PROBLEM REQUIREMENTS.
Tally up how many lines in the listing below contain the string "Panda", and give only the total.

Start of SOURCE INFORMATION

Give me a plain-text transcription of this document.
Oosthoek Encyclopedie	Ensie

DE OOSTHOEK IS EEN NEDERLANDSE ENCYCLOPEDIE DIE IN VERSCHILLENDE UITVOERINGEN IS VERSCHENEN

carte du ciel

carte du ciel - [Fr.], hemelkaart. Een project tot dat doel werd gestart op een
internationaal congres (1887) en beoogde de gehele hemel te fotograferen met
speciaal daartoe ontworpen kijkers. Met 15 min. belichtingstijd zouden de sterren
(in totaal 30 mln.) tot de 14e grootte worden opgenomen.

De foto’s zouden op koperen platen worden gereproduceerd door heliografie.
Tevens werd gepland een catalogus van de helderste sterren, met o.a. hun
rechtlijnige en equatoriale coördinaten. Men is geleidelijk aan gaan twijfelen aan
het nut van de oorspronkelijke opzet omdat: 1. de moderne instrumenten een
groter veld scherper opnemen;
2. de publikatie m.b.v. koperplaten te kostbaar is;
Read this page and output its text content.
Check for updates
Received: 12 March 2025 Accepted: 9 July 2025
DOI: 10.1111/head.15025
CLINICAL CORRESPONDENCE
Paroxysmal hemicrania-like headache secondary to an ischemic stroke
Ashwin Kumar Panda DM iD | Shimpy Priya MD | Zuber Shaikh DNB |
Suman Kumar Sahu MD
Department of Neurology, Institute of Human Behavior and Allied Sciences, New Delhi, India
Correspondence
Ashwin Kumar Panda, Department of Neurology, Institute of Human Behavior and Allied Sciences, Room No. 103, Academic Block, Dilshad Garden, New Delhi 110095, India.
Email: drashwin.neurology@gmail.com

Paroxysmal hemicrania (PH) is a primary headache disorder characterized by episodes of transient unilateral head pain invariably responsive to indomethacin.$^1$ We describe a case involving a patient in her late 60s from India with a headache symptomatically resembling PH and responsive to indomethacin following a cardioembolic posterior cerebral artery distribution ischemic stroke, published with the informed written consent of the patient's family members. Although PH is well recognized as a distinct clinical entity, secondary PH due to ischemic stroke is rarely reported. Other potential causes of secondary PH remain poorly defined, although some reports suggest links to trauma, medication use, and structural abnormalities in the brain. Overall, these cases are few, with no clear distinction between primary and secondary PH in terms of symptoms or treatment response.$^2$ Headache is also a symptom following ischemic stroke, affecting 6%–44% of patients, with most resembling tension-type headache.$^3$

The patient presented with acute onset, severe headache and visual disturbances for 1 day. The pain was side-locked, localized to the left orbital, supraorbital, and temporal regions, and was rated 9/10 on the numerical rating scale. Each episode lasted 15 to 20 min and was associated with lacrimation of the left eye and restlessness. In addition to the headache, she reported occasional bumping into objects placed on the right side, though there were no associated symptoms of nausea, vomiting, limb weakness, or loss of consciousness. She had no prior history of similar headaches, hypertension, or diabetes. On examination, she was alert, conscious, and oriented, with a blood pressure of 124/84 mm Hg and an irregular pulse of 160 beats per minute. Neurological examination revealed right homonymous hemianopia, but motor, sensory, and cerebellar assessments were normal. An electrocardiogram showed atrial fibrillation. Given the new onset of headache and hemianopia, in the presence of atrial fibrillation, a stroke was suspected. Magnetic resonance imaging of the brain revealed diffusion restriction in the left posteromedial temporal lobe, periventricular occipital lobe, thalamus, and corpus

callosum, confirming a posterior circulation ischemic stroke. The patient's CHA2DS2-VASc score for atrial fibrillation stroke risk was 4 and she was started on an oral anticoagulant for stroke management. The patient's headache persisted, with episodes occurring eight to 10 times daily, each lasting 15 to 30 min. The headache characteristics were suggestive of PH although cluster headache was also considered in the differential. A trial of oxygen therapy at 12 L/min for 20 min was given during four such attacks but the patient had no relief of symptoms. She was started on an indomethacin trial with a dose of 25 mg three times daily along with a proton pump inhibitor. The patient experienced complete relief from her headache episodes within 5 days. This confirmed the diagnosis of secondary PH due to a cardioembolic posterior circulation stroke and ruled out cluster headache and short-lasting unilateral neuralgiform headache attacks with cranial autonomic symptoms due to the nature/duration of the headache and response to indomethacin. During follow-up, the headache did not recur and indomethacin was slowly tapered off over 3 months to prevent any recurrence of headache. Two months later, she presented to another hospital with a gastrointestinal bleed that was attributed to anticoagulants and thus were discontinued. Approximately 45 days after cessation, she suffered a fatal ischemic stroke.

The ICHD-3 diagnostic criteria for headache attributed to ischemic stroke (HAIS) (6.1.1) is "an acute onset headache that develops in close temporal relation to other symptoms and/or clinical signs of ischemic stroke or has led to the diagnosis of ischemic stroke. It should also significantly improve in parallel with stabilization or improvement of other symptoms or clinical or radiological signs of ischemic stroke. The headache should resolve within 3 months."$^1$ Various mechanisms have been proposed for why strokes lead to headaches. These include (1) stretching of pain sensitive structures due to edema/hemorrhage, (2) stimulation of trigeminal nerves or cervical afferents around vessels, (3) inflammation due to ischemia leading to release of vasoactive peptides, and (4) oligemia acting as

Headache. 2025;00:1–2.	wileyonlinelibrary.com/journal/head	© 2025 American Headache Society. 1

End of SOURCE INFORMATION

ANSWER BELOW.
2